[Data records]
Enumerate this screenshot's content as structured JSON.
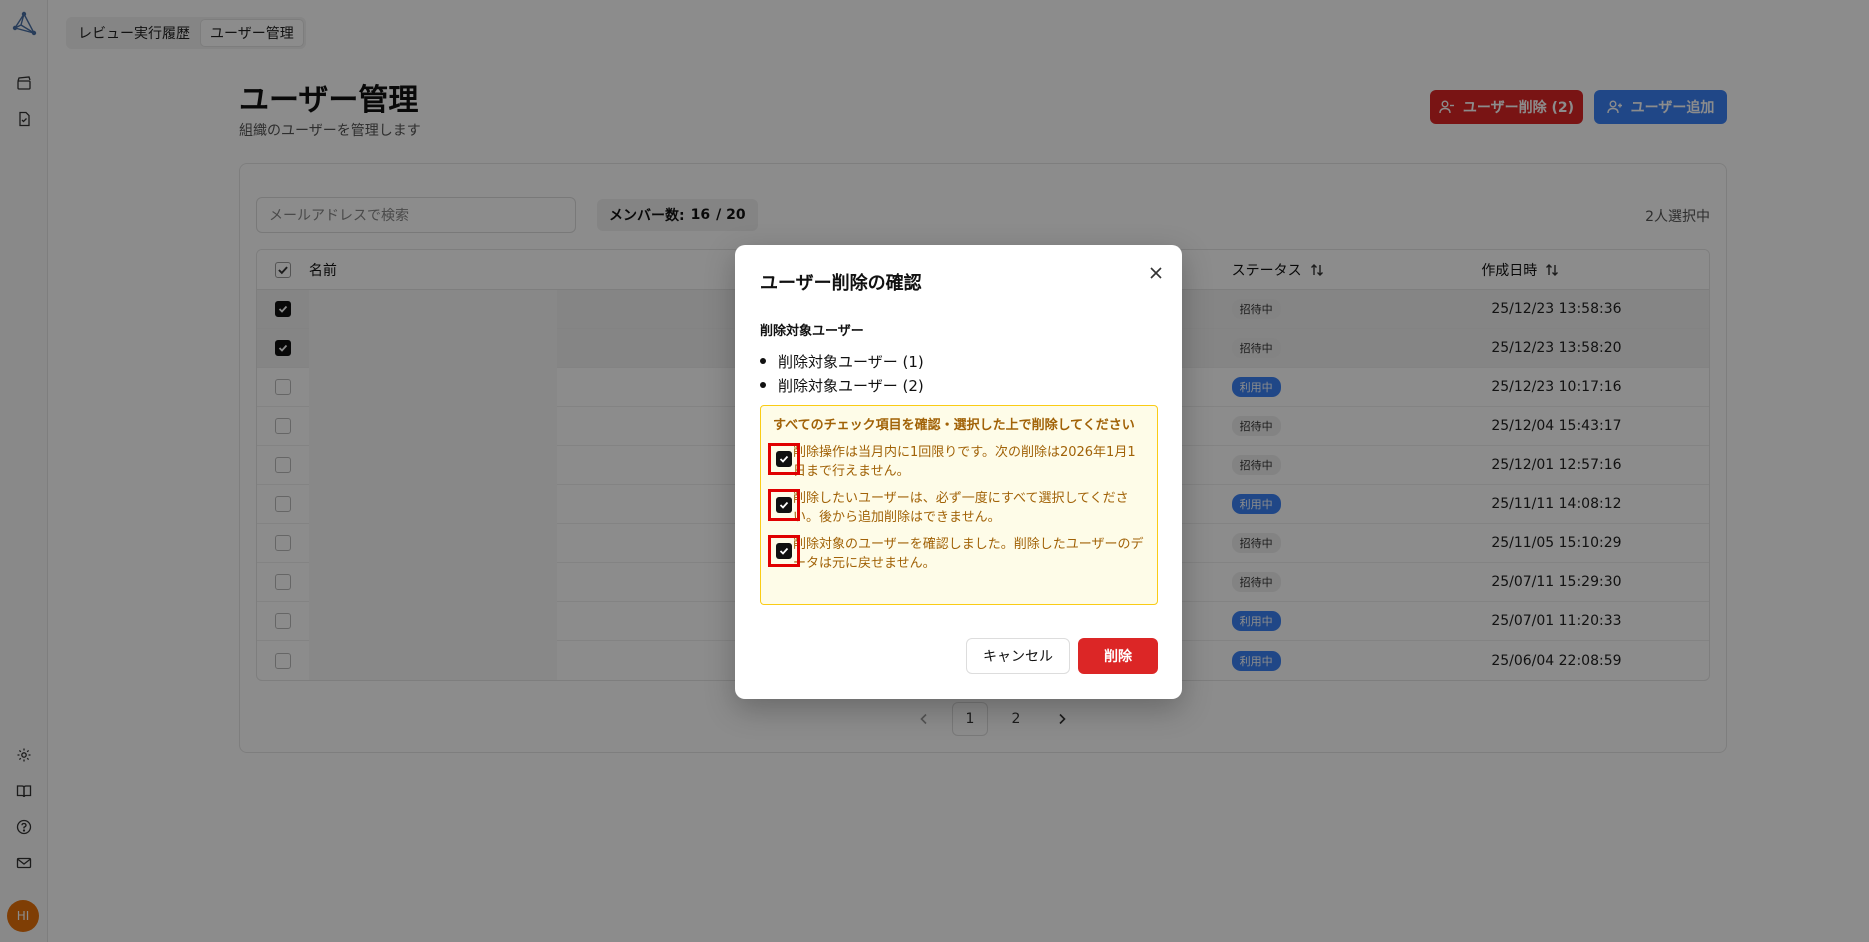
{
  "topnav": {
    "tabs": [
      {
        "label": "レビュー実行履歴"
      },
      {
        "label": "ユーザー管理"
      }
    ]
  },
  "page": {
    "title": "ユーザー管理",
    "subtitle": "組織のユーザーを管理します"
  },
  "actions": {
    "delete_label": "ユーザー削除 (2)",
    "add_label": "ユーザー追加"
  },
  "filters": {
    "search_placeholder": "メールアドレスで検索",
    "members_label": "メンバー数:",
    "members_value": "16",
    "members_total": "/ 20",
    "selected_count": "2人選択中"
  },
  "table": {
    "headers": {
      "name": "名前",
      "status": "ステータス",
      "created": "作成日時"
    },
    "rows": [
      {
        "selected": true,
        "status": "招待中",
        "status_kind": "invite",
        "created": "25/12/23 13:58:36"
      },
      {
        "selected": true,
        "status": "招待中",
        "status_kind": "invite",
        "created": "25/12/23 13:58:20"
      },
      {
        "selected": false,
        "status": "利用中",
        "status_kind": "active",
        "created": "25/12/23 10:17:16"
      },
      {
        "selected": false,
        "status": "招待中",
        "status_kind": "invite",
        "created": "25/12/04 15:43:17"
      },
      {
        "selected": false,
        "status": "招待中",
        "status_kind": "invite",
        "created": "25/12/01 12:57:16"
      },
      {
        "selected": false,
        "status": "利用中",
        "status_kind": "active",
        "created": "25/11/11 14:08:12"
      },
      {
        "selected": false,
        "status": "招待中",
        "status_kind": "invite",
        "created": "25/11/05 15:10:29"
      },
      {
        "selected": false,
        "status": "招待中",
        "status_kind": "invite",
        "created": "25/07/11 15:29:30"
      },
      {
        "selected": false,
        "status": "利用中",
        "status_kind": "active",
        "created": "25/07/01 11:20:33"
      },
      {
        "selected": false,
        "status": "利用中",
        "status_kind": "active",
        "created": "25/06/04 22:08:59"
      }
    ]
  },
  "pager": {
    "pages": [
      "1",
      "2"
    ],
    "current": "1"
  },
  "sidebar": {
    "avatar": "HI"
  },
  "modal": {
    "title": "ユーザー削除の確認",
    "targets_label": "削除対象ユーザー",
    "targets": [
      "削除対象ユーザー (1)",
      "削除対象ユーザー (2)"
    ],
    "warning_head": "すべてのチェック項目を確認・選択した上で削除してください",
    "checks": [
      "削除操作は当月内に1回限りです。次の削除は2026年1月1日まで行えません。",
      "削除したいユーザーは、必ず一度にすべて選択してください。後から追加削除はできません。",
      "削除対象のユーザーを確認しました。削除したユーザーのデータは元に戻せません。"
    ],
    "cancel_label": "キャンセル",
    "delete_label": "削除"
  },
  "colors": {
    "danger": "#dc2626",
    "primary": "#3b82f6",
    "warning_bg": "#fefce8",
    "warning_border": "#facc15",
    "warning_text": "#a16207"
  }
}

_Problem statement_
Copy all lines above containing the string "created".

_Solution to the exercise_
      "created": "作成日時"
        "created": "25/12/23 13:58:36"
        "created": "25/12/23 13:58:20"
        "created": "25/12/23 10:17:16"
        "created": "25/12/04 15:43:17"
        "created": "25/12/01 12:57:16"
        "created": "25/11/11 14:08:12"
        "created": "25/11/05 15:10:29"
        "created": "25/07/11 15:29:30"
        "created": "25/07/01 11:20:33"
        "created": "25/06/04 22:08:59"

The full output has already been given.